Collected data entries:
═══
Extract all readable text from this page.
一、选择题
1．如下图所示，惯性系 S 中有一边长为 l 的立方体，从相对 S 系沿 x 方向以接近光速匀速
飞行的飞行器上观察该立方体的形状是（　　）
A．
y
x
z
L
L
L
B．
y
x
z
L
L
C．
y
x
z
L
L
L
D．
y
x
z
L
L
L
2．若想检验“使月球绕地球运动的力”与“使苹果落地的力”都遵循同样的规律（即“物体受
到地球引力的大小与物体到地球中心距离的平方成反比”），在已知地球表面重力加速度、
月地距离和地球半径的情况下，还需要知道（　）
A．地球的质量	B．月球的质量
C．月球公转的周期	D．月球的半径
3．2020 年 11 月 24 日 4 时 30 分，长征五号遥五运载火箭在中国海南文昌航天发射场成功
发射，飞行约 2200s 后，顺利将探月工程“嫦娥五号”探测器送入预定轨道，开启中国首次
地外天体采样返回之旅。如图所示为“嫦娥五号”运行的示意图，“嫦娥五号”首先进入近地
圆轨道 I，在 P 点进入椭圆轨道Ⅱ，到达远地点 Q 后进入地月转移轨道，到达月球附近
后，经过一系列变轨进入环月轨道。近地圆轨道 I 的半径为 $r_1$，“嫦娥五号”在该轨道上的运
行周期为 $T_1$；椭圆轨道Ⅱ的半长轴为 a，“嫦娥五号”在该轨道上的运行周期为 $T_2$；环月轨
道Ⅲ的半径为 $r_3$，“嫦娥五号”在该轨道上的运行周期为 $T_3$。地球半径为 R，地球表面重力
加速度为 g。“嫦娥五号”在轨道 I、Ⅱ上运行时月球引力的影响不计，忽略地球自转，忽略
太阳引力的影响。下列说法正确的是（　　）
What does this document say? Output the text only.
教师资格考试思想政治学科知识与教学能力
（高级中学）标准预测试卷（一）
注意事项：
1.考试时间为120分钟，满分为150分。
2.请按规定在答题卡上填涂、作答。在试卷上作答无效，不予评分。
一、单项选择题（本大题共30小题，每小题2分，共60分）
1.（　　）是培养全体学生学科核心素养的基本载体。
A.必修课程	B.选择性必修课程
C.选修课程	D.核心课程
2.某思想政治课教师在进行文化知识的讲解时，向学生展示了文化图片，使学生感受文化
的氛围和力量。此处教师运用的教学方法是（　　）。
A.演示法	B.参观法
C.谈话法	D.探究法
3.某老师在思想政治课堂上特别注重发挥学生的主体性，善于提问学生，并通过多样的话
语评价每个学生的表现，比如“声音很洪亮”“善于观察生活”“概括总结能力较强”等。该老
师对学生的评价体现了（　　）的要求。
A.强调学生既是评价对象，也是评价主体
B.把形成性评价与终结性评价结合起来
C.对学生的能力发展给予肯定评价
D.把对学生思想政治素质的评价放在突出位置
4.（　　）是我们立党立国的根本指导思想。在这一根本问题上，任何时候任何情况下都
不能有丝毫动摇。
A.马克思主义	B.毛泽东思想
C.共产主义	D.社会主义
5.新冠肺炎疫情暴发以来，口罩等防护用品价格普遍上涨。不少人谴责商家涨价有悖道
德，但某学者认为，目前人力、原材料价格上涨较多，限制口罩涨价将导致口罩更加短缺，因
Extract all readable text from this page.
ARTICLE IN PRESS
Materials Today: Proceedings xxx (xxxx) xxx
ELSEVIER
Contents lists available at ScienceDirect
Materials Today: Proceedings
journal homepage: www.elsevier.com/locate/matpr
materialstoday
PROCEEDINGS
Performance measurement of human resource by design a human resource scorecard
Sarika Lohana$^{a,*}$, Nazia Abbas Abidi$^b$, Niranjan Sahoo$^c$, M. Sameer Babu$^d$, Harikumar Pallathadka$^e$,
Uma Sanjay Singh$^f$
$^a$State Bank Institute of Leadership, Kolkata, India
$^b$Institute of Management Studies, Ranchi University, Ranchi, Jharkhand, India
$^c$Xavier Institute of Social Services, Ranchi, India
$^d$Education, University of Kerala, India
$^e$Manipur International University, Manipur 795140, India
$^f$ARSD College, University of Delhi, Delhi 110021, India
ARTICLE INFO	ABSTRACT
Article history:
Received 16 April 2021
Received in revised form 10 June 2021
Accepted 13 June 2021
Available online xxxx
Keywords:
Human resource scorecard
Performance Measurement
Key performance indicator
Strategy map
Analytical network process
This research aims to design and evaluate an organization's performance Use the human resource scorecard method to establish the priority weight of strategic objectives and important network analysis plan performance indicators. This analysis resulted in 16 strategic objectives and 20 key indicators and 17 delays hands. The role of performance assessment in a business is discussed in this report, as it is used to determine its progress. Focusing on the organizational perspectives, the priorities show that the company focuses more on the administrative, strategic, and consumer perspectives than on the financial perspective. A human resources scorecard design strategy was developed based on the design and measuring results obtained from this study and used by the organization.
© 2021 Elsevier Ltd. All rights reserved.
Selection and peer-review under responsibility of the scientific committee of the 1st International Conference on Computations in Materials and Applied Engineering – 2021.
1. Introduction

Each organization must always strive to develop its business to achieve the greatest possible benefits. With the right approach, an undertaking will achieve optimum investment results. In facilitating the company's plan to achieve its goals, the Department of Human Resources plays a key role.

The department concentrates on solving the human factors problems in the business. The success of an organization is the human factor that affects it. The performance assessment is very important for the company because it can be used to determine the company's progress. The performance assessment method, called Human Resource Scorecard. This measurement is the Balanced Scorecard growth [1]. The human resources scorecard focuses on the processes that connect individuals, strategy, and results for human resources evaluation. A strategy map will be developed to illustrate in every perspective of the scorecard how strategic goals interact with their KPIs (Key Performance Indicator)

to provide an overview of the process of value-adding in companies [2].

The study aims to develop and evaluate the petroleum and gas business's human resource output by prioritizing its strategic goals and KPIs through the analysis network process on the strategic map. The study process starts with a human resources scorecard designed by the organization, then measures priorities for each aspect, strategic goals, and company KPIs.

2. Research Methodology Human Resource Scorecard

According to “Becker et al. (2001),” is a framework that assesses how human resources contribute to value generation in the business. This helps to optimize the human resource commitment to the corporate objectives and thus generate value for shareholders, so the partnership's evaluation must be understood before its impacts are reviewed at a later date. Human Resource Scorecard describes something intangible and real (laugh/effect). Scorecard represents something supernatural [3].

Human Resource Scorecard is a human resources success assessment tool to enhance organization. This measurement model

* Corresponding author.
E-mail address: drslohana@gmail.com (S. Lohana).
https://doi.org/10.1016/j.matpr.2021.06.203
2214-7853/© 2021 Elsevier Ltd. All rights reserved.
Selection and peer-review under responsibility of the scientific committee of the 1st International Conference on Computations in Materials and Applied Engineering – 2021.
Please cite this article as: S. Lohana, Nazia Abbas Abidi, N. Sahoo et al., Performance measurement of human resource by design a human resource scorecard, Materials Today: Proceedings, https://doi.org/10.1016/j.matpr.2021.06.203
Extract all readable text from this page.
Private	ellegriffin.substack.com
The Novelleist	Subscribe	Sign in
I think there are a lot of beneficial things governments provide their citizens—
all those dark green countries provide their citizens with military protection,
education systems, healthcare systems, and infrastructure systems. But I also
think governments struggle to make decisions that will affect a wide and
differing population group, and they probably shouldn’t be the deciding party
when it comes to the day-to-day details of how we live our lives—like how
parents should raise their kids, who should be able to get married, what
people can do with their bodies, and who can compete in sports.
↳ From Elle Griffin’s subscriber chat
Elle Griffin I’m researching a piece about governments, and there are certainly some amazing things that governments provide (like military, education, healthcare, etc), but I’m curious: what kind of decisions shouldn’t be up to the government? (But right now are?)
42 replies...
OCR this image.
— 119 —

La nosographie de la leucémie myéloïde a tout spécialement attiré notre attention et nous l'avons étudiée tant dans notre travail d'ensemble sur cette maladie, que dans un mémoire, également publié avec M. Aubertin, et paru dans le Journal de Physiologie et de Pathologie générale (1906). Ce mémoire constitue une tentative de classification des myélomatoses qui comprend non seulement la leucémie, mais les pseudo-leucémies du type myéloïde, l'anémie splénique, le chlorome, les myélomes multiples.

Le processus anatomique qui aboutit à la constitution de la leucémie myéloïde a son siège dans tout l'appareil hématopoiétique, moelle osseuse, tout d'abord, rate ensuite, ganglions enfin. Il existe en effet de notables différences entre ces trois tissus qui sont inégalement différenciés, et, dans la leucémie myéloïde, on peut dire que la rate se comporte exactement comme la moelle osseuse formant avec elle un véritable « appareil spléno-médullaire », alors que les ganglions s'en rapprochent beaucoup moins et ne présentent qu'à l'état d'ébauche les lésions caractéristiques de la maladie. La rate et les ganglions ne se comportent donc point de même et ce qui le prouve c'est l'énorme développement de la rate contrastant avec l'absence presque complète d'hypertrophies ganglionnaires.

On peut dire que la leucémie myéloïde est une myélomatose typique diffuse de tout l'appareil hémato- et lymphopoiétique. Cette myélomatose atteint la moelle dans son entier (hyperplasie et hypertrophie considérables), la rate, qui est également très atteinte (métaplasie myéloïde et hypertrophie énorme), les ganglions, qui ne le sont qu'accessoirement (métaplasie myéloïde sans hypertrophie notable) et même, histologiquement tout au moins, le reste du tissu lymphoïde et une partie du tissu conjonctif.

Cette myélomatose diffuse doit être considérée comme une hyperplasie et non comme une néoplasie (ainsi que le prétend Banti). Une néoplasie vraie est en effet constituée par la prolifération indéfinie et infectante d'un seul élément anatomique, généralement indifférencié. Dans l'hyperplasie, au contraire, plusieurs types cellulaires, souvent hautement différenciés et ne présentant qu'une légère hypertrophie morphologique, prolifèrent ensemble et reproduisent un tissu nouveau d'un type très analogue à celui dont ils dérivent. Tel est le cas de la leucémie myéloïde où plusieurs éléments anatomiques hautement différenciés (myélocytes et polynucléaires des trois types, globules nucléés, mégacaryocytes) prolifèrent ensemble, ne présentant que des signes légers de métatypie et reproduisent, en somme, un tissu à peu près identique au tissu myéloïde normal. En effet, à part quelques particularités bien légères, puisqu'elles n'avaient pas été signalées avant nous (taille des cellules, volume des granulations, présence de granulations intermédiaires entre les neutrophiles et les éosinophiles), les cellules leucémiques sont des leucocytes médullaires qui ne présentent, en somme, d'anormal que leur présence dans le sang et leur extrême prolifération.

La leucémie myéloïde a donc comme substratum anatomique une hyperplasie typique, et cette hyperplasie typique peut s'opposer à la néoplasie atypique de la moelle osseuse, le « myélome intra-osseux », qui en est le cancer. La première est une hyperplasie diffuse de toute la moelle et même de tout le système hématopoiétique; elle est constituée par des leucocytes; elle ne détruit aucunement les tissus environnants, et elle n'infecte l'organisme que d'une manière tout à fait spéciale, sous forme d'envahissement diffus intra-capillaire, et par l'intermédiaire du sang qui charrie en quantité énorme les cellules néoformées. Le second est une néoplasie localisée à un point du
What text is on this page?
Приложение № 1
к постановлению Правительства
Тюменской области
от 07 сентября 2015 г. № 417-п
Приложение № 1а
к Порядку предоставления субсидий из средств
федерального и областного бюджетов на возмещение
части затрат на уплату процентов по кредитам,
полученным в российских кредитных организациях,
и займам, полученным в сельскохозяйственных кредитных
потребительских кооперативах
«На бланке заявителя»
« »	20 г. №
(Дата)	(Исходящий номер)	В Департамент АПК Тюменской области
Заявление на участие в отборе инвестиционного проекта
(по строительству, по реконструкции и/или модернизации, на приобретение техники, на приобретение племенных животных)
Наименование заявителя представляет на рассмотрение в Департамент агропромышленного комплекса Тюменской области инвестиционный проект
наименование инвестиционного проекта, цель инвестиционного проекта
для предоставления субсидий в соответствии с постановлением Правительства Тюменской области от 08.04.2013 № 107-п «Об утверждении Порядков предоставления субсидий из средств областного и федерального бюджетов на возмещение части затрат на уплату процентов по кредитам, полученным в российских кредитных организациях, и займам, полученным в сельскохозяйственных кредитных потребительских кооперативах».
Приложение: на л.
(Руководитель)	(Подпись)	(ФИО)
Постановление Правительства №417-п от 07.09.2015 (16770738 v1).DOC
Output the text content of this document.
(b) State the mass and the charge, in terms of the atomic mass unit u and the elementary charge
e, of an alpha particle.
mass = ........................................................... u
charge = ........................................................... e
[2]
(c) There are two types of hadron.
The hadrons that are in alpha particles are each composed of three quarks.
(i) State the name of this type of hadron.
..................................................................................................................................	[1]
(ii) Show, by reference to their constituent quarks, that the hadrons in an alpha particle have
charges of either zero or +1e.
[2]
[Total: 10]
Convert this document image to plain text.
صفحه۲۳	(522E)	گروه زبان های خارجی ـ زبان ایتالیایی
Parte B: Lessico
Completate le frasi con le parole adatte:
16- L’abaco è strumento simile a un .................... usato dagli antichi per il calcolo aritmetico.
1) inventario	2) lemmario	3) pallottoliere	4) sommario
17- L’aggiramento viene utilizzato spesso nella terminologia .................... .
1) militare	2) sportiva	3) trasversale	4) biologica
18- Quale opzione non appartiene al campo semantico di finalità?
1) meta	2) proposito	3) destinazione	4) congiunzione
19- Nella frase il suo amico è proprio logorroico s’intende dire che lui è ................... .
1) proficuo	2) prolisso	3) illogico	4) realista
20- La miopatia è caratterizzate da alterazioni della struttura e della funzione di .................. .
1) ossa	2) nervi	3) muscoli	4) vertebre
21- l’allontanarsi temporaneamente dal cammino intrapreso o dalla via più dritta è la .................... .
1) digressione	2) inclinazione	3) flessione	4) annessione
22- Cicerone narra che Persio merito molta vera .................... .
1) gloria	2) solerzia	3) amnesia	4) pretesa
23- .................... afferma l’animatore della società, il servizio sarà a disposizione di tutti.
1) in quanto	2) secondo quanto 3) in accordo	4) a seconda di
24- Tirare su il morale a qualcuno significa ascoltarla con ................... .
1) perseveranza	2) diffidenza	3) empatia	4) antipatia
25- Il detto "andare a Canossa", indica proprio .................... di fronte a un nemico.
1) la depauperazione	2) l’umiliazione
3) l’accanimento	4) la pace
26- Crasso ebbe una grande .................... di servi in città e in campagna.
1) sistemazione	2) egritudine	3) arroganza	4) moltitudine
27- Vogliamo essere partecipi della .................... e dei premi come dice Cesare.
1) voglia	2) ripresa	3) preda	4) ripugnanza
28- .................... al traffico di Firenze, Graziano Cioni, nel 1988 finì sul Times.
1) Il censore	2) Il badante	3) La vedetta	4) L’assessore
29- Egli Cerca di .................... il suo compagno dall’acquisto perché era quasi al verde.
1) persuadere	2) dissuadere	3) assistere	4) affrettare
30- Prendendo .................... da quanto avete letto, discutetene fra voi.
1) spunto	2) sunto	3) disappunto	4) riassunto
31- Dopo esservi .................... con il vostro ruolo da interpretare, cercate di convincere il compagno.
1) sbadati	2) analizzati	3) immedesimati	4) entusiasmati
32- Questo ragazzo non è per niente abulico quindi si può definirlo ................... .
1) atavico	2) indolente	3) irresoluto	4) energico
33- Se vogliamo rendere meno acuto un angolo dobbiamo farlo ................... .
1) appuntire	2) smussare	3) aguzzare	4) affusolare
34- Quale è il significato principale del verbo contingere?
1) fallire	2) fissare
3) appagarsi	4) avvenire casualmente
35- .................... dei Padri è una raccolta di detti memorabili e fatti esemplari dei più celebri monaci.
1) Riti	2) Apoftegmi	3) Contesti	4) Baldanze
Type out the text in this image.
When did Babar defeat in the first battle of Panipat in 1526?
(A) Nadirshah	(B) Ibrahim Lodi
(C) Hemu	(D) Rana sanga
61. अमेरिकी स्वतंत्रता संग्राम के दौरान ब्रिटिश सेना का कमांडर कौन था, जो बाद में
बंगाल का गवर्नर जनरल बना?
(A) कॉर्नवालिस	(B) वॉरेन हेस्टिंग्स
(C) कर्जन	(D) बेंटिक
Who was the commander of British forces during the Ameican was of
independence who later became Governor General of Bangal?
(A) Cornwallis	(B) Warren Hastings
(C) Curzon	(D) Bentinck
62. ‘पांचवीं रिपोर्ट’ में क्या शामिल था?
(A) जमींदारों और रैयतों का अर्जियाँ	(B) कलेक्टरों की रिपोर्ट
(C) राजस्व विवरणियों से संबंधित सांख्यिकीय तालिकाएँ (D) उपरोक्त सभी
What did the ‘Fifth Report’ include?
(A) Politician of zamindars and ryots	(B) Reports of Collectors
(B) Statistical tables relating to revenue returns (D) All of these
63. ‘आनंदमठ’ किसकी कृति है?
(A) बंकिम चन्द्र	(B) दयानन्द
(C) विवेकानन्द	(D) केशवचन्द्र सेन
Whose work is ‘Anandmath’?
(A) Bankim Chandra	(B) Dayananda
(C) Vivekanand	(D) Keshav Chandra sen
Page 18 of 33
═══
WHAT IS EXPECTED: List the lines that contain the word "quanto".

RESULT OF THIS TASK:
1) in quanto	2) secondo quanto 3) in accordo	4) a seconda di
30- Prendendo .................... da quanto avete letto, discutetene fra voi.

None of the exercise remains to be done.